▶ DATA FOR THIS TASK
* * *
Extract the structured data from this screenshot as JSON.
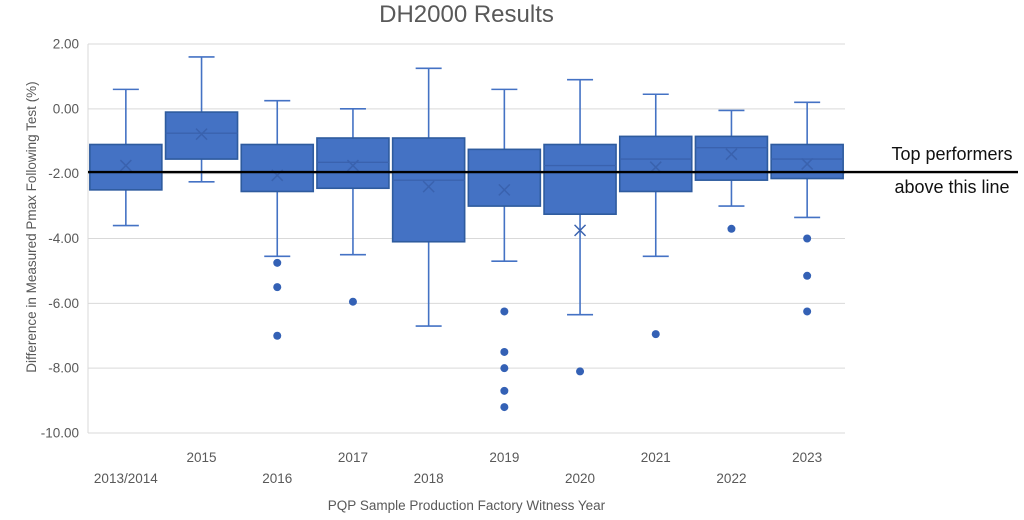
{
  "title": "DH2000 Results",
  "annotation": {
    "line1": "Top performers",
    "line2": "above this line"
  },
  "chart_data": {
    "type": "boxplot",
    "title": "DH2000 Results",
    "xlabel": "PQP Sample Production Factory Witness Year",
    "ylabel": "Difference in Measured Pmax Following Test (%)",
    "ylim": [
      -10,
      2
    ],
    "yticks": [
      2,
      0,
      -2,
      -4,
      -6,
      -8,
      -10
    ],
    "ytick_labels": [
      "2.00",
      "0.00",
      "-2.00",
      "-4.00",
      "-6.00",
      "-8.00",
      "-10.00"
    ],
    "grid": true,
    "legend": "none",
    "reference_line": {
      "value": -1.95,
      "color": "#000000",
      "label": "Top performers above this line"
    },
    "categories": [
      "2013/2014",
      "2015",
      "2016",
      "2017",
      "2018",
      "2019",
      "2020",
      "2021",
      "2022",
      "2023"
    ],
    "series": [
      {
        "label": "2013/2014",
        "whisker_high": 0.6,
        "q3": -1.1,
        "median": -1.95,
        "mean": -1.75,
        "q1": -2.5,
        "whisker_low": -3.6,
        "outliers": []
      },
      {
        "label": "2015",
        "whisker_high": 1.6,
        "q3": -0.1,
        "median": -0.75,
        "mean": -0.78,
        "q1": -1.55,
        "whisker_low": -2.25,
        "outliers": []
      },
      {
        "label": "2016",
        "whisker_high": 0.25,
        "q3": -1.1,
        "median": -1.95,
        "mean": -2.05,
        "q1": -2.55,
        "whisker_low": -4.55,
        "outliers": [
          -4.75,
          -5.5,
          -7.0
        ]
      },
      {
        "label": "2017",
        "whisker_high": 0.0,
        "q3": -0.9,
        "median": -1.65,
        "mean": -1.75,
        "q1": -2.45,
        "whisker_low": -4.5,
        "outliers": [
          -5.95
        ]
      },
      {
        "label": "2018",
        "whisker_high": 1.25,
        "q3": -0.9,
        "median": -2.2,
        "mean": -2.4,
        "q1": -4.1,
        "whisker_low": -6.7,
        "outliers": []
      },
      {
        "label": "2019",
        "whisker_high": 0.6,
        "q3": -1.25,
        "median": -1.95,
        "mean": -2.5,
        "q1": -3.0,
        "whisker_low": -4.7,
        "outliers": [
          -6.25,
          -7.5,
          -8.0,
          -8.7,
          -9.2
        ]
      },
      {
        "label": "2020",
        "whisker_high": 0.9,
        "q3": -1.1,
        "median": -1.75,
        "mean": -3.75,
        "q1": -3.25,
        "whisker_low": -6.35,
        "outliers": [
          -8.1
        ]
      },
      {
        "label": "2021",
        "whisker_high": 0.45,
        "q3": -0.85,
        "median": -1.55,
        "mean": -1.8,
        "q1": -2.55,
        "whisker_low": -4.55,
        "outliers": [
          -6.95
        ]
      },
      {
        "label": "2022",
        "whisker_high": -0.05,
        "q3": -0.85,
        "median": -1.2,
        "mean": -1.4,
        "q1": -2.2,
        "whisker_low": -3.0,
        "outliers": [
          -3.7
        ]
      },
      {
        "label": "2023",
        "whisker_high": 0.2,
        "q3": -1.1,
        "median": -1.55,
        "mean": -1.7,
        "q1": -2.15,
        "whisker_low": -3.35,
        "outliers": [
          -4.0,
          -5.15,
          -6.25
        ]
      }
    ],
    "colors": {
      "box_fill": "#4472C4",
      "box_stroke": "#2E5B9E",
      "whisker": "#4472C4",
      "median": "#3A62AE",
      "mean_marker": "#3A62AE",
      "outlier": "#3461B5",
      "gridline": "#D9D9D9",
      "axis_text": "#595959",
      "reference_line": "#000000"
    }
  }
}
* * *
▶ WRITTEN INSTRUCTION
Filter the records above for "median" and copy every matching line.

▶ RESULT FOR THIS TASK
        "median": -1.95,
        "median": -0.75,
        "median": -1.95,
        "median": -1.65,
        "median": -2.2,
        "median": -1.95,
        "median": -1.75,
        "median": -1.55,
        "median": -1.2,
        "median": -1.55,
      "median": "#3A62AE",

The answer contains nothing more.